Records from a collection:
-=-=-

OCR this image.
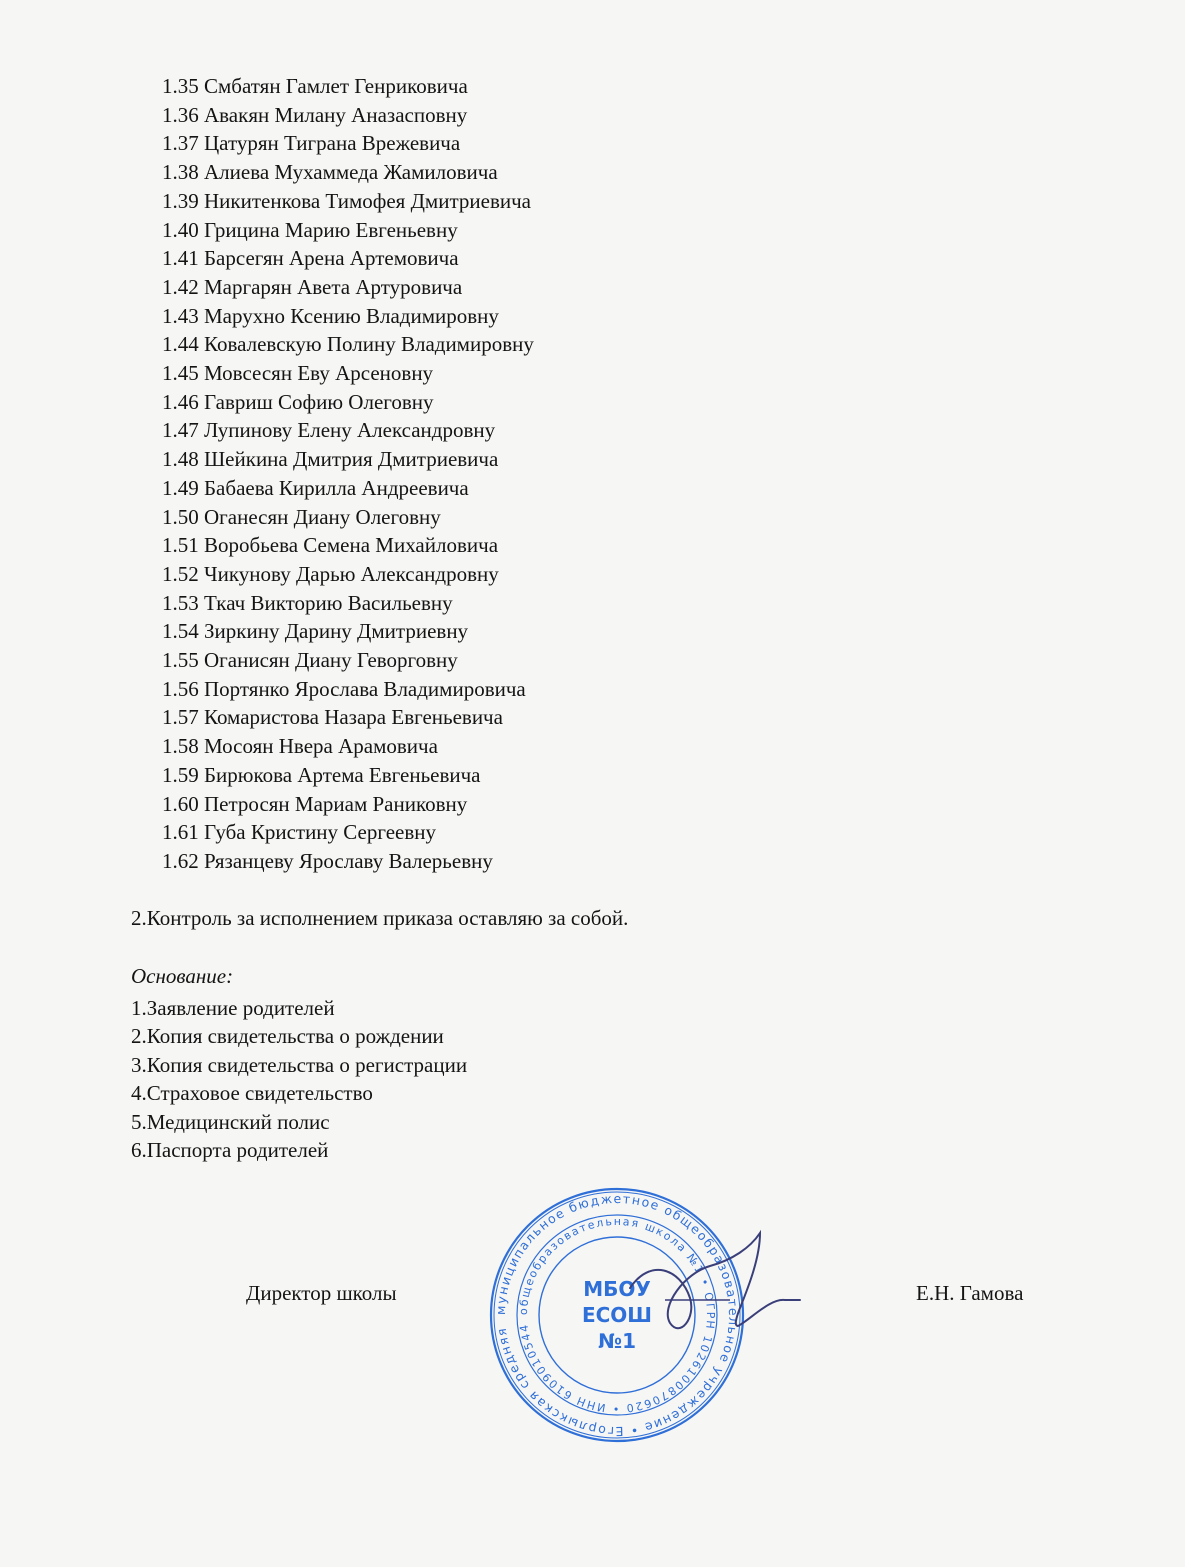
1.35 Смбатян Гамлет Генриковича
1.36 Авакян Милану Аназасповну
1.37 Цатурян Тиграна Врежевича
1.38 Алиева Мухаммеда Жамиловича
1.39 Никитенкова Тимофея Дмитриевича
1.40 Грицина Марию Евгеньевну
1.41 Барсегян Арена Артемовича
1.42 Маргарян Авета Артуровича
1.43 Марухно Ксению Владимировну
1.44 Ковалевскую Полину Владимировну
1.45 Мовсесян Еву Арсеновну
1.46 Гавриш Софию Олеговну
1.47 Лупинову Елену Александровну
1.48 Шейкина Дмитрия Дмитриевича
1.49 Бабаева Кирилла Андреевича
1.50 Оганесян Диану Олеговну
1.51 Воробьева Семена Михайловича
1.52 Чикунову Дарью Александровну
1.53 Ткач Викторию Васильевну
1.54 Зиркину Дарину Дмитриевну
1.55 Оганисян Диану Геворговну
1.56 Портянко Ярослава Владимировича
1.57 Комаристова Назара Евгеньевича
1.58 Мосоян Нвера Арамовича
1.59 Бирюкова Артема Евгеньевича
1.60 Петросян Мариам Раниковну
1.61 Губа Кристину Сергеевну
1.62 Рязанцеву Ярославу Валерьевну

2.Контроль за исполнением приказа оставляю за собой.

Основание:

1.Заявление родителей
2.Копия свидетельства о рождении
3.Копия свидетельства о регистрации
4.Страховое свидетельство
5.Медицинский полис
6.Паспорта родителей
Директор школы	Е.Н. Гамова
муниципальное бюджетное общеобразовательное учреждение • Егорлыкская средняя
общеобразовательная школа №1 • ОГРН 1026100870620 • ИНН 6109010544
МБОУ
ЕСОШ
№1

-=-=-

Problem requirements: All of the lines above should be retyped precisely, apart from the pictures.

Result:
OCR this image.
1.35 Смбатян Гамлет Генриковича
1.36 Авакян Милану Аназасповну
1.37 Цатурян Тиграна Врежевича
1.38 Алиева Мухаммеда Жамиловича
1.39 Никитенкова Тимофея Дмитриевича
1.40 Грицина Марию Евгеньевну
1.41 Барсегян Арена Артемовича
1.42 Маргарян Авета Артуровича
1.43 Марухно Ксению Владимировну
1.44 Ковалевскую Полину Владимировну
1.45 Мовсесян Еву Арсеновну
1.46 Гавриш Софию Олеговну
1.47 Лупинову Елену Александровну
1.48 Шейкина Дмитрия Дмитриевича
1.49 Бабаева Кирилла Андреевича
1.50 Оганесян Диану Олеговну
1.51 Воробьева Семена Михайловича
1.52 Чикунову Дарью Александровну
1.53 Ткач Викторию Васильевну
1.54 Зиркину Дарину Дмитриевну
1.55 Оганисян Диану Геворговну
1.56 Портянко Ярослава Владимировича
1.57 Комаристова Назара Евгеньевича
1.58 Мосоян Нвера Арамовича
1.59 Бирюкова Артема Евгеньевича
1.60 Петросян Мариам Раниковну
1.61 Губа Кристину Сергеевну
1.62 Рязанцеву Ярославу Валерьевну

2.Контроль за исполнением приказа оставляю за собой.

Основание:

1.Заявление родителей
2.Копия свидетельства о рождении
3.Копия свидетельства о регистрации
4.Страховое свидетельство
5.Медицинский полис
6.Паспорта родителей
Директор школы	Е.Н. Гамова
муниципальное бюджетное общеобразовательное учреждение • Егорлыкская средняя
общеобразовательная школа №1 • ОГРН 1026100870620 • ИНН 6109010544
МБОУ
ЕСОШ
№1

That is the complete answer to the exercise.